YOUR OBJECTIVE: Copy all lines of the listing that include the string "panel".

DATA FOR THIS EXERCISE:
■ ■ ■

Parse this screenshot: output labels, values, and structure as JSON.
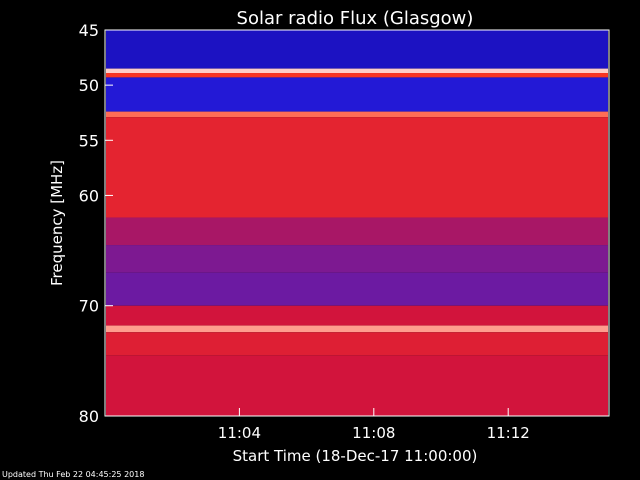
{
  "chart_data": {
    "type": "heatmap",
    "title": "Solar radio Flux (Glasgow)",
    "xlabel": "Start Time (18-Dec-17 11:00:00)",
    "ylabel": "Frequency [MHz]",
    "ylim": [
      45,
      80
    ],
    "y_direction": "downward",
    "y_ticks": [
      45,
      50,
      55,
      60,
      70,
      80
    ],
    "x_ticks": [
      "11:04",
      "11:08",
      "11:12"
    ],
    "x_range_minutes": [
      0,
      15
    ],
    "x_tick_minutes": [
      4,
      8,
      12
    ],
    "colormap": "blue-red-white (low to high intensity)",
    "colors": {
      "background": "#000000",
      "low": "#0000c8",
      "mid": "#d02020",
      "high": "#ffffff"
    },
    "bands": [
      {
        "from": 45.0,
        "to": 48.5,
        "level": 0.12
      },
      {
        "from": 48.5,
        "to": 48.9,
        "level": 0.95
      },
      {
        "from": 48.9,
        "to": 49.3,
        "level": 0.75
      },
      {
        "from": 49.3,
        "to": 52.4,
        "level": 0.22
      },
      {
        "from": 52.4,
        "to": 52.9,
        "level": 0.85
      },
      {
        "from": 52.9,
        "to": 62.0,
        "level": 0.62
      },
      {
        "from": 62.0,
        "to": 64.5,
        "level": 0.45
      },
      {
        "from": 64.5,
        "to": 67.0,
        "level": 0.4
      },
      {
        "from": 67.0,
        "to": 70.0,
        "level": 0.38
      },
      {
        "from": 70.0,
        "to": 71.8,
        "level": 0.5
      },
      {
        "from": 71.8,
        "to": 72.4,
        "level": 0.9
      },
      {
        "from": 72.4,
        "to": 74.5,
        "level": 0.58
      },
      {
        "from": 74.5,
        "to": 80.0,
        "level": 0.5
      }
    ],
    "footer": "Updated Thu Feb 22 04:45:25 2018"
  }
}
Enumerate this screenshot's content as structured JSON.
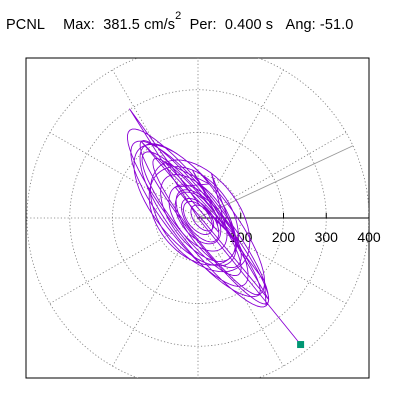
{
  "header": {
    "station": "PCNL",
    "max_label": "Max:",
    "max_value": "381.5",
    "max_unit": "cm/s",
    "max_unit_exp": "2",
    "period_label": "Per:",
    "period_value": "0.400 s",
    "angle_label": "Ang:",
    "angle_value": "-51.0"
  },
  "chart_data": {
    "type": "polar",
    "title": "",
    "radial_range": [
      0,
      400
    ],
    "radial_ticks": [
      100,
      200,
      300,
      400
    ],
    "radial_tick_labels": [
      "100",
      "200",
      "300",
      "400"
    ],
    "angle_grid_step_deg": 30,
    "grid": true,
    "grid_style": "dotted",
    "peak_marker": {
      "x": 240,
      "y": -296
    },
    "orbit_colour": "#8a00d4",
    "marker_colour": "#009673",
    "guide_line_angle_deg": 25
  }
}
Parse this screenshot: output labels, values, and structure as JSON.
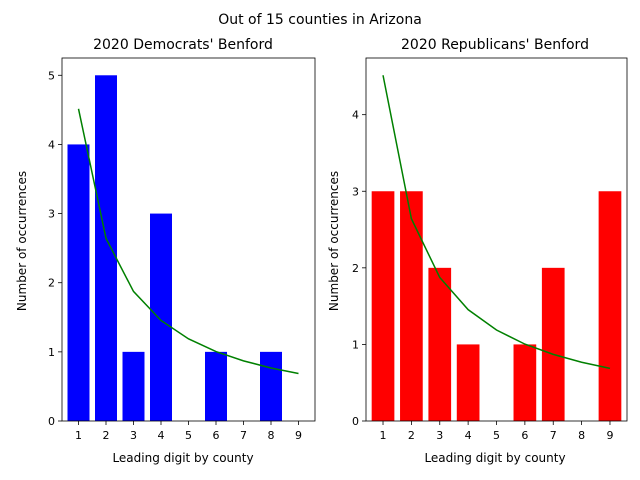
{
  "suptitle": "Out of 15 counties in Arizona",
  "chart_data": [
    {
      "type": "bar",
      "title": "2020 Democrats' Benford",
      "xlabel": "Leading digit by county",
      "ylabel": "Number of occurrences",
      "categories": [
        "1",
        "2",
        "3",
        "4",
        "5",
        "6",
        "7",
        "8",
        "9"
      ],
      "values": [
        4,
        5,
        1,
        3,
        0,
        1,
        0,
        1,
        0
      ],
      "bar_color": "#0000ff",
      "ylim": [
        0,
        5.25
      ],
      "yticks": [
        0,
        1,
        2,
        3,
        4,
        5
      ],
      "expected": {
        "color": "#008000",
        "values": [
          4.515,
          2.641,
          1.874,
          1.454,
          1.188,
          1.004,
          0.87,
          0.767,
          0.687
        ]
      }
    },
    {
      "type": "bar",
      "title": "2020 Republicans' Benford",
      "xlabel": "Leading digit by county",
      "ylabel": "Number of occurrences",
      "categories": [
        "1",
        "2",
        "3",
        "4",
        "5",
        "6",
        "7",
        "8",
        "9"
      ],
      "values": [
        3,
        3,
        2,
        1,
        0,
        1,
        2,
        0,
        3
      ],
      "bar_color": "#ff0000",
      "ylim": [
        0,
        4.74
      ],
      "yticks": [
        0,
        1,
        2,
        3,
        4
      ],
      "expected": {
        "color": "#008000",
        "values": [
          4.515,
          2.641,
          1.874,
          1.454,
          1.188,
          1.004,
          0.87,
          0.767,
          0.687
        ]
      }
    }
  ]
}
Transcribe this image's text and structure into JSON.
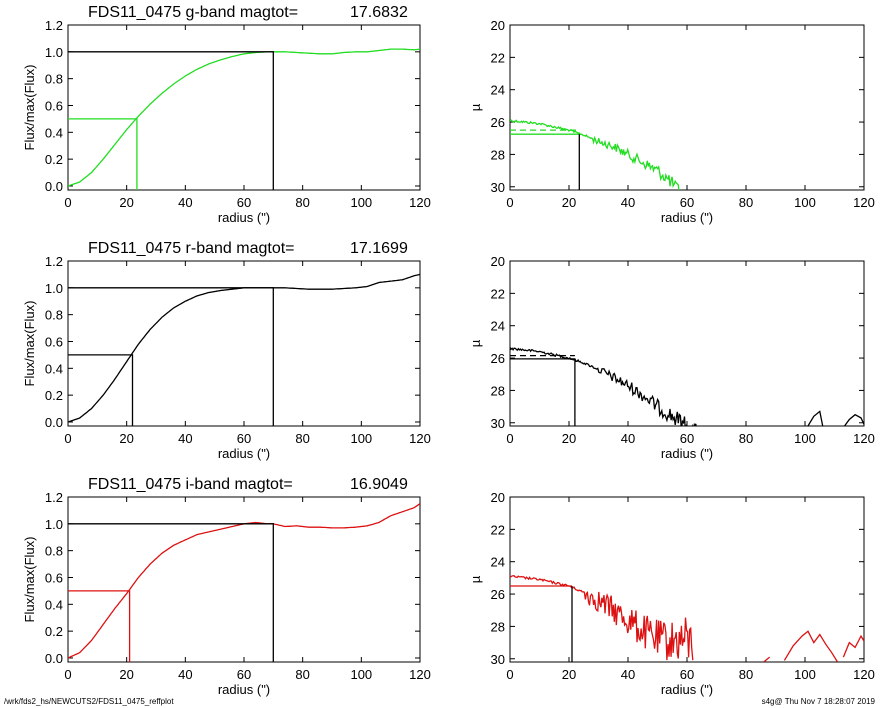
{
  "footer": {
    "path": "/wrk/fds2_hs/NEWCUTS2/FDS11_0475_reffplot",
    "stamp": "s4g@  Thu Nov  7 18:28:07 2019"
  },
  "chart_data": [
    {
      "type": "line",
      "panel": "g-band growth curve",
      "title_prefix": "FDS11_0475 g-band  magtot=",
      "title_value": "17.6832",
      "xlabel": "radius (\")",
      "ylabel": "Flux/max(Flux)",
      "xlim": [
        0,
        120
      ],
      "ylim": [
        -0.03,
        1.2
      ],
      "xticks": [
        0,
        20,
        40,
        60,
        80,
        100,
        120
      ],
      "yticks": [
        0.0,
        0.2,
        0.4,
        0.6,
        0.8,
        1.0,
        1.2
      ],
      "color": "#22dd22",
      "series": [
        {
          "x": [
            0,
            4,
            8,
            12,
            16,
            20,
            24,
            28,
            32,
            36,
            40,
            44,
            48,
            52,
            56,
            60,
            64,
            68,
            70,
            74,
            78,
            82,
            86,
            90,
            94,
            98,
            102,
            106,
            110,
            114,
            118,
            120
          ],
          "values": [
            0.0,
            0.03,
            0.1,
            0.2,
            0.31,
            0.42,
            0.52,
            0.61,
            0.69,
            0.76,
            0.82,
            0.87,
            0.91,
            0.94,
            0.965,
            0.985,
            0.995,
            1.0,
            1.0,
            1.0,
            0.995,
            0.99,
            0.985,
            0.985,
            0.995,
            1.0,
            1.0,
            1.01,
            1.02,
            1.02,
            1.015,
            1.02
          ]
        }
      ],
      "half_light": {
        "x": 23.5,
        "y": 0.5,
        "color": "#22dd22"
      },
      "total": {
        "x": 70,
        "y": 1.0,
        "color": "#000000"
      }
    },
    {
      "type": "line",
      "panel": "g-band surface brightness profile",
      "xlabel": "radius (\")",
      "ylabel": "µ",
      "xlim": [
        0,
        120
      ],
      "ylim": [
        30.2,
        20
      ],
      "xticks": [
        0,
        20,
        40,
        60,
        80,
        100,
        120
      ],
      "yticks": [
        20,
        22,
        24,
        26,
        28,
        30
      ],
      "color": "#22dd22",
      "profile": {
        "x": [
          0,
          5,
          10,
          15,
          20,
          25,
          30,
          35,
          40,
          45,
          50,
          54,
          57,
          60
        ],
        "values": [
          25.9,
          26.0,
          26.1,
          26.3,
          26.5,
          26.8,
          27.2,
          27.5,
          28.0,
          28.5,
          29.0,
          29.6,
          30.2,
          31.0
        ],
        "noise_start": 28,
        "noise_amp": 0.2
      },
      "mean_mu": 26.5,
      "reff_mu": 26.75,
      "reff_x": 23.5,
      "reff_color": "#22dd22"
    },
    {
      "type": "line",
      "panel": "r-band growth curve",
      "title_prefix": "FDS11_0475 r-band  magtot=",
      "title_value": "17.1699",
      "xlabel": "radius (\")",
      "ylabel": "Flux/max(Flux)",
      "xlim": [
        0,
        120
      ],
      "ylim": [
        -0.03,
        1.2
      ],
      "xticks": [
        0,
        20,
        40,
        60,
        80,
        100,
        120
      ],
      "yticks": [
        0.0,
        0.2,
        0.4,
        0.6,
        0.8,
        1.0,
        1.2
      ],
      "color": "#000000",
      "series": [
        {
          "x": [
            0,
            4,
            8,
            12,
            16,
            20,
            24,
            28,
            32,
            36,
            40,
            44,
            48,
            52,
            56,
            60,
            64,
            68,
            70,
            74,
            78,
            82,
            86,
            90,
            94,
            98,
            102,
            106,
            110,
            114,
            118,
            120
          ],
          "values": [
            0.0,
            0.03,
            0.1,
            0.2,
            0.32,
            0.45,
            0.58,
            0.69,
            0.78,
            0.85,
            0.9,
            0.94,
            0.965,
            0.98,
            0.99,
            1.0,
            1.0,
            1.0,
            1.0,
            1.0,
            0.995,
            0.99,
            0.99,
            0.99,
            0.995,
            1.0,
            1.01,
            1.04,
            1.05,
            1.06,
            1.09,
            1.1
          ]
        }
      ],
      "half_light": {
        "x": 22,
        "y": 0.5,
        "color": "#000000"
      },
      "total": {
        "x": 70,
        "y": 1.0,
        "color": "#000000"
      }
    },
    {
      "type": "line",
      "panel": "r-band surface brightness profile",
      "xlabel": "radius (\")",
      "ylabel": "µ",
      "xlim": [
        0,
        120
      ],
      "ylim": [
        30.2,
        20
      ],
      "xticks": [
        0,
        20,
        40,
        60,
        80,
        100,
        120
      ],
      "yticks": [
        20,
        22,
        24,
        26,
        28,
        30
      ],
      "color": "#000000",
      "profile": {
        "x": [
          0,
          5,
          10,
          15,
          20,
          25,
          30,
          35,
          40,
          45,
          50,
          55,
          60,
          64
        ],
        "values": [
          25.4,
          25.5,
          25.6,
          25.8,
          26.0,
          26.3,
          26.7,
          27.2,
          27.7,
          28.3,
          29.0,
          29.6,
          30.2,
          30.8
        ],
        "noise_start": 30,
        "noise_amp": 0.25
      },
      "outer": [
        {
          "x": [
            100,
            103,
            105,
            106,
            108
          ],
          "values": [
            30.5,
            29.6,
            29.3,
            30.2,
            30.6
          ]
        },
        {
          "x": [
            113,
            115,
            117,
            119,
            120
          ],
          "values": [
            30.3,
            29.8,
            29.5,
            29.7,
            30.1
          ]
        }
      ],
      "mean_mu": 25.85,
      "reff_mu": 26.05,
      "reff_x": 22,
      "reff_color": "#000000"
    },
    {
      "type": "line",
      "panel": "i-band growth curve",
      "title_prefix": "FDS11_0475 i-band  magtot=",
      "title_value": "16.9049",
      "xlabel": "radius (\")",
      "ylabel": "Flux/max(Flux)",
      "xlim": [
        0,
        120
      ],
      "ylim": [
        -0.03,
        1.2
      ],
      "xticks": [
        0,
        20,
        40,
        60,
        80,
        100,
        120
      ],
      "yticks": [
        0.0,
        0.2,
        0.4,
        0.6,
        0.8,
        1.0,
        1.2
      ],
      "color": "#dd1111",
      "series": [
        {
          "x": [
            0,
            4,
            8,
            12,
            16,
            20,
            24,
            28,
            32,
            36,
            40,
            44,
            48,
            52,
            56,
            60,
            64,
            68,
            70,
            74,
            78,
            82,
            86,
            90,
            94,
            98,
            102,
            106,
            110,
            114,
            118,
            120
          ],
          "values": [
            0.0,
            0.04,
            0.13,
            0.25,
            0.37,
            0.48,
            0.6,
            0.7,
            0.78,
            0.84,
            0.88,
            0.92,
            0.94,
            0.96,
            0.98,
            1.0,
            1.01,
            1.0,
            1.0,
            0.98,
            0.985,
            0.975,
            0.975,
            0.97,
            0.97,
            0.975,
            0.985,
            1.01,
            1.06,
            1.09,
            1.12,
            1.15
          ]
        }
      ],
      "half_light": {
        "x": 21,
        "y": 0.5,
        "color": "#dd1111"
      },
      "total": {
        "x": 70,
        "y": 1.0,
        "color": "#000000"
      }
    },
    {
      "type": "line",
      "panel": "i-band surface brightness profile",
      "xlabel": "radius (\")",
      "ylabel": "µ",
      "xlim": [
        0,
        120
      ],
      "ylim": [
        30.2,
        20
      ],
      "xticks": [
        0,
        20,
        40,
        60,
        80,
        100,
        120
      ],
      "yticks": [
        20,
        22,
        24,
        26,
        28,
        30
      ],
      "color": "#dd1111",
      "profile": {
        "x": [
          0,
          5,
          10,
          15,
          20,
          25,
          30,
          35,
          40,
          45,
          50,
          55,
          60,
          62
        ],
        "values": [
          24.9,
          25.0,
          25.1,
          25.3,
          25.5,
          25.9,
          26.4,
          27.0,
          27.6,
          28.3,
          28.8,
          28.9,
          28.8,
          29.2
        ],
        "noise_start": 25,
        "noise_amp": 0.6
      },
      "outer": [
        {
          "x": [
            86,
            88
          ],
          "values": [
            30.2,
            29.9
          ]
        },
        {
          "x": [
            93,
            96,
            99,
            101,
            103,
            105,
            107,
            109,
            111
          ],
          "values": [
            30.1,
            29.2,
            28.6,
            28.3,
            29.0,
            28.5,
            29.1,
            29.6,
            30.2
          ]
        },
        {
          "x": [
            113,
            115,
            117,
            119,
            120
          ],
          "values": [
            29.9,
            29.0,
            29.3,
            28.6,
            28.9
          ]
        }
      ],
      "reff_mu": 25.5,
      "reff_x": 21,
      "reff_color": "#dd1111"
    }
  ]
}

■ ■ ■

COMPLETED TASK:
      "panel": "g-band growth curve",
      "panel": "g-band surface brightness profile",
      "panel": "r-band growth curve",
      "panel": "r-band surface brightness profile",
      "panel": "i-band growth curve",
      "panel": "i-band surface brightness profile",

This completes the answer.